== DATA ==
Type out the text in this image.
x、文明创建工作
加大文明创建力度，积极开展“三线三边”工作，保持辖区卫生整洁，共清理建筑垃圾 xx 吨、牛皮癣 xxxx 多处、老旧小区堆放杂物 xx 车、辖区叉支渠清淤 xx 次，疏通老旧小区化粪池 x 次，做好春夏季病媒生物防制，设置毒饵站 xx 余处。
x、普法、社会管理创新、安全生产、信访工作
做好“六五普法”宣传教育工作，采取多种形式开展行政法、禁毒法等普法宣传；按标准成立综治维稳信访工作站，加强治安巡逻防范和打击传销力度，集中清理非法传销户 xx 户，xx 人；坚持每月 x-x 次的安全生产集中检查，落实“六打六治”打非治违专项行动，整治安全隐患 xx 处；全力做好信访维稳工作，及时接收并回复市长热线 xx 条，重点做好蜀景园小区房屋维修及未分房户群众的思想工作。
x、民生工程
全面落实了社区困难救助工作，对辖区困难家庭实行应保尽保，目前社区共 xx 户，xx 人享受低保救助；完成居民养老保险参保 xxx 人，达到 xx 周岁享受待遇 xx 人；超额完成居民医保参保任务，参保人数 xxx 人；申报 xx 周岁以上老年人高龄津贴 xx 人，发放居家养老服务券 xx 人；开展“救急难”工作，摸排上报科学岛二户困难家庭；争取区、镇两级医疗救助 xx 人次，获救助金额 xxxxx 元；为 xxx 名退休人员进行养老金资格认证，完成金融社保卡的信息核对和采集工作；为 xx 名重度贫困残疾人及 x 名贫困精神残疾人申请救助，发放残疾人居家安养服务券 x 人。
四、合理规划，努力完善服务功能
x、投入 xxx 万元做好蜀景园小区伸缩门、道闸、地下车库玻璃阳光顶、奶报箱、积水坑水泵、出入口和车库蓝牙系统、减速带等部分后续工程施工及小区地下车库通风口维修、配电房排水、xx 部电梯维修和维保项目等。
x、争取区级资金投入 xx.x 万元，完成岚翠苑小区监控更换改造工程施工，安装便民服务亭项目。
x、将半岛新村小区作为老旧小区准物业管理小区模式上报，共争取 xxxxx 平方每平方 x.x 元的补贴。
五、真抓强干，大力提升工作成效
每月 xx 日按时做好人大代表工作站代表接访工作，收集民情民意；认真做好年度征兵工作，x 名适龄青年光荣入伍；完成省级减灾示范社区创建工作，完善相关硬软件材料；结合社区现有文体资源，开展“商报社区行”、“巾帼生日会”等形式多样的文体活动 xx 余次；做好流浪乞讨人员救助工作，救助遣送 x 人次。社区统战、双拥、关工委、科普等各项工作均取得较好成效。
===
Above are some records. Print them all exactly.

Type out the text in this image.
x、文明创建工作
加大文明创建力度，积极开展“三线三边”工作，保持辖区卫生整洁，共清理建筑垃圾 xx 吨、牛皮癣 xxxx 多处、老旧小区堆放杂物 xx 车、辖区叉支渠清淤 xx 次，疏通老旧小区化粪池 x 次，做好春夏季病媒生物防制，设置毒饵站 xx 余处。
x、普法、社会管理创新、安全生产、信访工作
做好“六五普法”宣传教育工作，采取多种形式开展行政法、禁毒法等普法宣传；按标准成立综治维稳信访工作站，加强治安巡逻防范和打击传销力度，集中清理非法传销户 xx 户，xx 人；坚持每月 x-x 次的安全生产集中检查，落实“六打六治”打非治违专项行动，整治安全隐患 xx 处；全力做好信访维稳工作，及时接收并回复市长热线 xx 条，重点做好蜀景园小区房屋维修及未分房户群众的思想工作。
x、民生工程
全面落实了社区困难救助工作，对辖区困难家庭实行应保尽保，目前社区共 xx 户，xx 人享受低保救助；完成居民养老保险参保 xxx 人，达到 xx 周岁享受待遇 xx 人；超额完成居民医保参保任务，参保人数 xxx 人；申报 xx 周岁以上老年人高龄津贴 xx 人，发放居家养老服务券 xx 人；开展“救急难”工作，摸排上报科学岛二户困难家庭；争取区、镇两级医疗救助 xx 人次，获救助金额 xxxxx 元；为 xxx 名退休人员进行养老金资格认证，完成金融社保卡的信息核对和采集工作；为 xx 名重度贫困残疾人及 x 名贫困精神残疾人申请救助，发放残疾人居家安养服务券 x 人。
四、合理规划，努力完善服务功能
x、投入 xxx 万元做好蜀景园小区伸缩门、道闸、地下车库玻璃阳光顶、奶报箱、积水坑水泵、出入口和车库蓝牙系统、减速带等部分后续工程施工及小区地下车库通风口维修、配电房排水、xx 部电梯维修和维保项目等。
x、争取区级资金投入 xx.x 万元，完成岚翠苑小区监控更换改造工程施工，安装便民服务亭项目。
x、将半岛新村小区作为老旧小区准物业管理小区模式上报，共争取 xxxxx 平方每平方 x.x 元的补贴。
五、真抓强干，大力提升工作成效
每月 xx 日按时做好人大代表工作站代表接访工作，收集民情民意；认真做好年度征兵工作，x 名适龄青年光荣入伍；完成省级减灾示范社区创建工作，完善相关硬软件材料；结合社区现有文体资源，开展“商报社区行”、“巾帼生日会”等形式多样的文体活动 xx 余次；做好流浪乞讨人员救助工作，救助遣送 x 人次。社区统战、双拥、关工委、科普等各项工作均取得较好成效。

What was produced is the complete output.